■ EXERCISE TASK
Output all of the data below exactly as given.

— START —

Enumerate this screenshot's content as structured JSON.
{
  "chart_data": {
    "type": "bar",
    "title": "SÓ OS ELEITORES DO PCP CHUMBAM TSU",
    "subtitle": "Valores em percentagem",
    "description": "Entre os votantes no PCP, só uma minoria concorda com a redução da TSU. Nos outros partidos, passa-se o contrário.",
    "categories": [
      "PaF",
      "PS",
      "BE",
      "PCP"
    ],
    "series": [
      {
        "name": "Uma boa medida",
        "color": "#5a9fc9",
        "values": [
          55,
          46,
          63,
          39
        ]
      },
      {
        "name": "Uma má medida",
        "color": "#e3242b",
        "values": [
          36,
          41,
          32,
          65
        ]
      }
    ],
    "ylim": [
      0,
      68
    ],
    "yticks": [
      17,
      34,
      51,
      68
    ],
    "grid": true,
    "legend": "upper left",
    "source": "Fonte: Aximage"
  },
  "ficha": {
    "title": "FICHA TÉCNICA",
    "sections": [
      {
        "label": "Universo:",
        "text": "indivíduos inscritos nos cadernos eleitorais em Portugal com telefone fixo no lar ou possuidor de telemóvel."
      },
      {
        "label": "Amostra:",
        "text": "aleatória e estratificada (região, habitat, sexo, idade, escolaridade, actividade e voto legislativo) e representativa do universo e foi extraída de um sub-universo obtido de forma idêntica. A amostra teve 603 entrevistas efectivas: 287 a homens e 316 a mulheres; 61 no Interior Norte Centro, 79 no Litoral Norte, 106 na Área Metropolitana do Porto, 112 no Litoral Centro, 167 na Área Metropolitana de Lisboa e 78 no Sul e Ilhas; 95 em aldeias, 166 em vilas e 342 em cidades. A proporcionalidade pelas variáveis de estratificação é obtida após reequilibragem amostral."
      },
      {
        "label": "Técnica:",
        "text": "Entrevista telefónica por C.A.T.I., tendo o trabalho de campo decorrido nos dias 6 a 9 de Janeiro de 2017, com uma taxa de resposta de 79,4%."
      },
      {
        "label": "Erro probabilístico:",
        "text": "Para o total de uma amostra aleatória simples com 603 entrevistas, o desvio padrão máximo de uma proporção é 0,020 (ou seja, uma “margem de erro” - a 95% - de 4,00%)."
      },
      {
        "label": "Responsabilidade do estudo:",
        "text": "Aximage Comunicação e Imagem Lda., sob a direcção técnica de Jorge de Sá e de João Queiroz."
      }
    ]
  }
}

— END —

■ RESULT OF THIS TASK
Enumerate this screenshot's content as structured JSON.
{
  "chart_data": {
    "type": "bar",
    "title": "SÓ OS ELEITORES DO PCP CHUMBAM TSU",
    "subtitle": "Valores em percentagem",
    "description": "Entre os votantes no PCP, só uma minoria concorda com a redução da TSU. Nos outros partidos, passa-se o contrário.",
    "categories": [
      "PaF",
      "PS",
      "BE",
      "PCP"
    ],
    "series": [
      {
        "name": "Uma boa medida",
        "color": "#5a9fc9",
        "values": [
          55,
          46,
          63,
          39
        ]
      },
      {
        "name": "Uma má medida",
        "color": "#e3242b",
        "values": [
          36,
          41,
          32,
          65
        ]
      }
    ],
    "ylim": [
      0,
      68
    ],
    "yticks": [
      17,
      34,
      51,
      68
    ],
    "grid": true,
    "legend": "upper left",
    "source": "Fonte: Aximage"
  },
  "ficha": {
    "title": "FICHA TÉCNICA",
    "sections": [
      {
        "label": "Universo:",
        "text": "indivíduos inscritos nos cadernos eleitorais em Portugal com telefone fixo no lar ou possuidor de telemóvel."
      },
      {
        "label": "Amostra:",
        "text": "aleatória e estratificada (região, habitat, sexo, idade, escolaridade, actividade e voto legislativo) e representativa do universo e foi extraída de um sub-universo obtido de forma idêntica. A amostra teve 603 entrevistas efectivas: 287 a homens e 316 a mulheres; 61 no Interior Norte Centro, 79 no Litoral Norte, 106 na Área Metropolitana do Porto, 112 no Litoral Centro, 167 na Área Metropolitana de Lisboa e 78 no Sul e Ilhas; 95 em aldeias, 166 em vilas e 342 em cidades. A proporcionalidade pelas variáveis de estratificação é obtida após reequilibragem amostral."
      },
      {
        "label": "Técnica:",
        "text": "Entrevista telefónica por C.A.T.I., tendo o trabalho de campo decorrido nos dias 6 a 9 de Janeiro de 2017, com uma taxa de resposta de 79,4%."
      },
      {
        "label": "Erro probabilístico:",
        "text": "Para o total de uma amostra aleatória simples com 603 entrevistas, o desvio padrão máximo de uma proporção é 0,020 (ou seja, uma “margem de erro” - a 95% - de 4,00%)."
      },
      {
        "label": "Responsabilidade do estudo:",
        "text": "Aximage Comunicação e Imagem Lda., sob a direcção técnica de Jorge de Sá e de João Queiroz."
      }
    ]
  }
}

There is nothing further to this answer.